[Source text]
Sleep is an eight-and-a-half hour concept album based around the neuroscience of sleep by German-British composer Max Richter. It was released on September 4, 2015, accompanied by a one-hour version with variations, From Sleep, later remixed as Sleep Remixes.

A documentary Max Richter's Sleep directed by Natalie Johns, released in April 2020 focuses on Richter and Mahr's performances of Sleep in Los Angeles, Berlin, Sydney, and Paris. In March 2023, Richter released Sleep: Tranquility Base EP, with new versions of themes from Sleep.

Background
Sleep was conceived by Richter and his partner, the visual artist Yulia Mahr. It is targeted to fit a full night's rest. Richter talked with American neuroscientist David Eagleman while working on the album's piece to learn about how the brain functions during sleep. Richter stated, "Sleeping is one of the most important things we all do ... We spend a third of our lives asleep and it's always been one of my favourite things, ever since I was a child. ... For me, Sleep is an attempt to see how that space when your conscious mind is on holiday can be a place for music to live."

In the album's credits Richter describes Sleep as an eight-hour lullaby that is meant to be listened to at night. It is scored for piano, cello, two violas, two violins, organ, soprano vocals, synthesizers and electronics. The piece comprises 31 sections in slow tempo. These range from less than three minutes to over thirty, with an average duration of just over fifteen minutes. The sections are variations of five themes.

From Sleep 
The release of Sleep was accompanied by a one-hour album, From Sleep, with seven additional tracks, not present on the eight-hour release, recorded during the same sessions.

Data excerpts

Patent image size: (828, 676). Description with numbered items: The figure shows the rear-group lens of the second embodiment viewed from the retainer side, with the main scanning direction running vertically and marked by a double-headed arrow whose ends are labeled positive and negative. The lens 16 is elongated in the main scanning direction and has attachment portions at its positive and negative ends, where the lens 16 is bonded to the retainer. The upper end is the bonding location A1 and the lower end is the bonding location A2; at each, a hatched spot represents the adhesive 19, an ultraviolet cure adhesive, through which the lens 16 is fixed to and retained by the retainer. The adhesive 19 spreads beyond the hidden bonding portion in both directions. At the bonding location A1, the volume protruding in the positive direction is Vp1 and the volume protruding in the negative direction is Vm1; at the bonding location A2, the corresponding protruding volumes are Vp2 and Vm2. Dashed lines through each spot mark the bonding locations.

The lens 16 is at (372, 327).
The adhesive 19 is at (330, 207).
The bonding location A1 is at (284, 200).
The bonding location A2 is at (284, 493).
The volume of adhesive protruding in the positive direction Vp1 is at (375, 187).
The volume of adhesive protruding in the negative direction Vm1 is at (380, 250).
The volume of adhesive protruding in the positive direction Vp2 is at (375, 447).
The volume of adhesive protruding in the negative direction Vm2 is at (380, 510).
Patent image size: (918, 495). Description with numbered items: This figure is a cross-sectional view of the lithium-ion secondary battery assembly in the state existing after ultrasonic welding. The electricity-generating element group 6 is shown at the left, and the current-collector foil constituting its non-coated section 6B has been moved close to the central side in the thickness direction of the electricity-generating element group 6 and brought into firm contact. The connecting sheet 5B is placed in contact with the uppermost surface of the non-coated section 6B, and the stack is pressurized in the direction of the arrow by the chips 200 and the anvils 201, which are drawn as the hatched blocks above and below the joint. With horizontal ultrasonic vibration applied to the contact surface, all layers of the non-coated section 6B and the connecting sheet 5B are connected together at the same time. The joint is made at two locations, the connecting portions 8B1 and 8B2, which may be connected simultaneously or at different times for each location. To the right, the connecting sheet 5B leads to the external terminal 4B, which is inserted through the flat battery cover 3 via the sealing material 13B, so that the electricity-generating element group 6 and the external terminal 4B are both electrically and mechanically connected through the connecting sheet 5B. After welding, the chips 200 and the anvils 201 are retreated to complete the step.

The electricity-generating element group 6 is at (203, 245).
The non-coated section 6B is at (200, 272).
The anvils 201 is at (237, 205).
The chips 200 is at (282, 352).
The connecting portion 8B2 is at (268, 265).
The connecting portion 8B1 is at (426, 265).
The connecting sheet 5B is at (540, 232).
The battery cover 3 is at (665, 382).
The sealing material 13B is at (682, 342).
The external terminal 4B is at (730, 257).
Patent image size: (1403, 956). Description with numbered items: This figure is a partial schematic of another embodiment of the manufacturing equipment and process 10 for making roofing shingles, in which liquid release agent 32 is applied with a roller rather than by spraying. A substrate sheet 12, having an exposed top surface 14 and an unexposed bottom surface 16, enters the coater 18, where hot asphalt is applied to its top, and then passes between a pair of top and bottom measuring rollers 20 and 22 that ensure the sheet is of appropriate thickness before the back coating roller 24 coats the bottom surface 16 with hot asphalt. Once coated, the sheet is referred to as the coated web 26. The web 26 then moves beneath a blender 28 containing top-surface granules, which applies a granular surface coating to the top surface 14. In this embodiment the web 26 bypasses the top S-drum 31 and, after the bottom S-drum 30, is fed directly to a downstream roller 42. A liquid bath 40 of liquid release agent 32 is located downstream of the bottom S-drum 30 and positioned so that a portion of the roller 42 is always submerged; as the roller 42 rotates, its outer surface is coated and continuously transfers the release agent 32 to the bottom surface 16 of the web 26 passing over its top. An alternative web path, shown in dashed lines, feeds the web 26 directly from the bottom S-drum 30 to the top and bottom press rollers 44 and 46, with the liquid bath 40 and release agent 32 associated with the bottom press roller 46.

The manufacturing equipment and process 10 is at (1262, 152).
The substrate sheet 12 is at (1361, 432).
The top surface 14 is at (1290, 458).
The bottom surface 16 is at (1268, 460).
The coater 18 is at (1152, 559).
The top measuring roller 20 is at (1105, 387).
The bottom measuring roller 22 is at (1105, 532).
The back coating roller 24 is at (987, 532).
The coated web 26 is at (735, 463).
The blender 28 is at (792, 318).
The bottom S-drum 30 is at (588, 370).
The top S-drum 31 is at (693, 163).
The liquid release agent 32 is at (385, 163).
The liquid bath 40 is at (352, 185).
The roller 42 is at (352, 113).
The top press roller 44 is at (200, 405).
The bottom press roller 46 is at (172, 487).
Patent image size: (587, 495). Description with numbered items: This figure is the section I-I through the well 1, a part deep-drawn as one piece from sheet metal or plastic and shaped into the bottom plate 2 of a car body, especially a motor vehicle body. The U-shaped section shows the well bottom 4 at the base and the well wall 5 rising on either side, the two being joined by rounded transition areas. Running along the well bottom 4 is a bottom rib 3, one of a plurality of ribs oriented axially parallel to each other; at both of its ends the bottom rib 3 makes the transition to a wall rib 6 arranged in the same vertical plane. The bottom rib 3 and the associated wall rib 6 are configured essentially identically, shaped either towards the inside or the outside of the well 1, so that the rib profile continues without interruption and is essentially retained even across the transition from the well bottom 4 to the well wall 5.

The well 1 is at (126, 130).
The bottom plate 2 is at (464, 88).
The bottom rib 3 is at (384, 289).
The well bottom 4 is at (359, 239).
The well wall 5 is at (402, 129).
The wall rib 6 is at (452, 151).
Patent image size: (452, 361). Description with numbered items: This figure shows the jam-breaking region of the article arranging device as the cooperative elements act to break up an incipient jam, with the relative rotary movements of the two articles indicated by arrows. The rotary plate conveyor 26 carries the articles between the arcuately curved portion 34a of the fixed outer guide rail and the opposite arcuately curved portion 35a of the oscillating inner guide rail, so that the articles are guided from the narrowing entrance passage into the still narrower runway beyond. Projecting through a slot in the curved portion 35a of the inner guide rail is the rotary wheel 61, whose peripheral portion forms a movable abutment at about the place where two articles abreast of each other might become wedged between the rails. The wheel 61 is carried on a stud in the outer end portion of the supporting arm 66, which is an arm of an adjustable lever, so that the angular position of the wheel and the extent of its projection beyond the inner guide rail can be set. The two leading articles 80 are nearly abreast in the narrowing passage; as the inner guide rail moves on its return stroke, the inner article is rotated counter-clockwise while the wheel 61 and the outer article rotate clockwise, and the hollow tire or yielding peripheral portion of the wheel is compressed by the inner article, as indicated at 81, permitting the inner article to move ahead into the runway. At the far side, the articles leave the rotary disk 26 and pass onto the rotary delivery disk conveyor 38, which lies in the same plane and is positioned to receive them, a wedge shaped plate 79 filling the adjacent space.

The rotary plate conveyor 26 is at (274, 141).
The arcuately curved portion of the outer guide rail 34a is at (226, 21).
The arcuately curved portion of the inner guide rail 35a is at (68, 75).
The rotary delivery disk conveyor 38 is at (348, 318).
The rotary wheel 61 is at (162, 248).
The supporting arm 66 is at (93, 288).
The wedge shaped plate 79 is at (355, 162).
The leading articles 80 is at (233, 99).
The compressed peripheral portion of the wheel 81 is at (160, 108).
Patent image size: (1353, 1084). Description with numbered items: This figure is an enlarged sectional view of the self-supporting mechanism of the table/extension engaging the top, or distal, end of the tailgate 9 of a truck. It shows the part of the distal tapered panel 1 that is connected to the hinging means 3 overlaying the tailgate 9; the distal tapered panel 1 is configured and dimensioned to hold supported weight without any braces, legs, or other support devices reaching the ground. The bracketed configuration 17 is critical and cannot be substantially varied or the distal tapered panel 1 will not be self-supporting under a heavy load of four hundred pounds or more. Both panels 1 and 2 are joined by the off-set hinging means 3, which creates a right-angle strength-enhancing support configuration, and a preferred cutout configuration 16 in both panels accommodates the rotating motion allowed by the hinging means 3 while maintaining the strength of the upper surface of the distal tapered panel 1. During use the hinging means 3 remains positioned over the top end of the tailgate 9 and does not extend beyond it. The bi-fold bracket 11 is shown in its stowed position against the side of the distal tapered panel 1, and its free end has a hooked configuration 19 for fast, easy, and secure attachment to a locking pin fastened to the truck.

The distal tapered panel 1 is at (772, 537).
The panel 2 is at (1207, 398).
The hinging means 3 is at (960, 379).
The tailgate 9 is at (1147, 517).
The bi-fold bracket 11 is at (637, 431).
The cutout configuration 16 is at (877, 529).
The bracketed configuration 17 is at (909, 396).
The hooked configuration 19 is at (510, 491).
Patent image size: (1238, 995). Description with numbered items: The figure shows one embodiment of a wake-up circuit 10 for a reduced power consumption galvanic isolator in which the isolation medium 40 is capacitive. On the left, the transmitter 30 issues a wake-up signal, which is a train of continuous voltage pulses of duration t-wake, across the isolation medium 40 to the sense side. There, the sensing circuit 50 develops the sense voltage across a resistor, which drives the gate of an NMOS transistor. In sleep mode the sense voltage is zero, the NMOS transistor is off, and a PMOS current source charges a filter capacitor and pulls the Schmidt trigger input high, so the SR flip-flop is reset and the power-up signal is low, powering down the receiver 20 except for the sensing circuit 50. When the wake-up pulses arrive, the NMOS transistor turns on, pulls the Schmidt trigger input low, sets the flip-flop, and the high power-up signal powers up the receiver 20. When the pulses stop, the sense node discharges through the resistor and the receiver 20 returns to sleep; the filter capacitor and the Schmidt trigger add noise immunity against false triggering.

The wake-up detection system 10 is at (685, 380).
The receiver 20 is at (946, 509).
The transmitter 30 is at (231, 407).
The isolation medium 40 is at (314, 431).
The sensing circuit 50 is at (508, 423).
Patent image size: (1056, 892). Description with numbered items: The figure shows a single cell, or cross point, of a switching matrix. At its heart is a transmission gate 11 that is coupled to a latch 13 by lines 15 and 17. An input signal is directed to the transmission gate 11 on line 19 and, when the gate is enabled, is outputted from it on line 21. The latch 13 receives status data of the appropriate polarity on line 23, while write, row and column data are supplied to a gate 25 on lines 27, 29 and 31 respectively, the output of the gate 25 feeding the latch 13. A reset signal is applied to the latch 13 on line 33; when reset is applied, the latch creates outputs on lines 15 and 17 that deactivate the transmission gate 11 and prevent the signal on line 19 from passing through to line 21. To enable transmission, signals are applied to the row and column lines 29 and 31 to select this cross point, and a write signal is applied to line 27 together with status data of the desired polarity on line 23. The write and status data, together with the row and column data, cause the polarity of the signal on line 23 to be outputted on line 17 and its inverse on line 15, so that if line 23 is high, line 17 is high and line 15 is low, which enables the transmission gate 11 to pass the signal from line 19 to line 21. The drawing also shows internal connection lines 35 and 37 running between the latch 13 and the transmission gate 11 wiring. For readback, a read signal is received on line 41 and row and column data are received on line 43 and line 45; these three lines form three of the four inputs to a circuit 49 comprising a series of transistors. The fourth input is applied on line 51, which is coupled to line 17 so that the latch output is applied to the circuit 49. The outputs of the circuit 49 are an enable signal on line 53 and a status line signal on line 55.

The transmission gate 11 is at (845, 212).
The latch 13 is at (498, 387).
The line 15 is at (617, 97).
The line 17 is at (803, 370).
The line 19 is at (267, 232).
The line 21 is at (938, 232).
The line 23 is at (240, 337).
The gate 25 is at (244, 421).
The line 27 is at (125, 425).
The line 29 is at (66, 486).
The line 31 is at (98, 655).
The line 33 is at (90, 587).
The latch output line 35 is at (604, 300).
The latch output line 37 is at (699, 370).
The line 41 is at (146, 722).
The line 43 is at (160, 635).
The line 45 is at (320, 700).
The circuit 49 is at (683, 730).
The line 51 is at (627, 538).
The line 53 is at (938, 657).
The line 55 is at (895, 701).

[The tasks]
1 - In the text on Max Richter's Sleep, which neuroscientist did Richter talk with while working on the album?
2 - Name every instrument or sound source that Sleep is scored for, according to the text on Max Richter's Sleep.
3 - Using the text on Max Richter's Sleep, decide whether each statement agrees with it:
(a) Sleep was released on September 4, 2015.
(b) The piece is made up of 41 sections.
(c) The seven additional tracks on From Sleep were recorded at later sessions.

[Final answers]
1 - Richter talked with the American neuroscientist David Eagleman.

2 - Piano, cello, two violas, two violins, organ, soprano vocals, synthesizers and electronics.

3 -
(a) Yes: "It was released on September 4, 2015"
(b) No: "The piece comprises 31 sections in slow tempo."
(c) No: "recorded during the same sessions"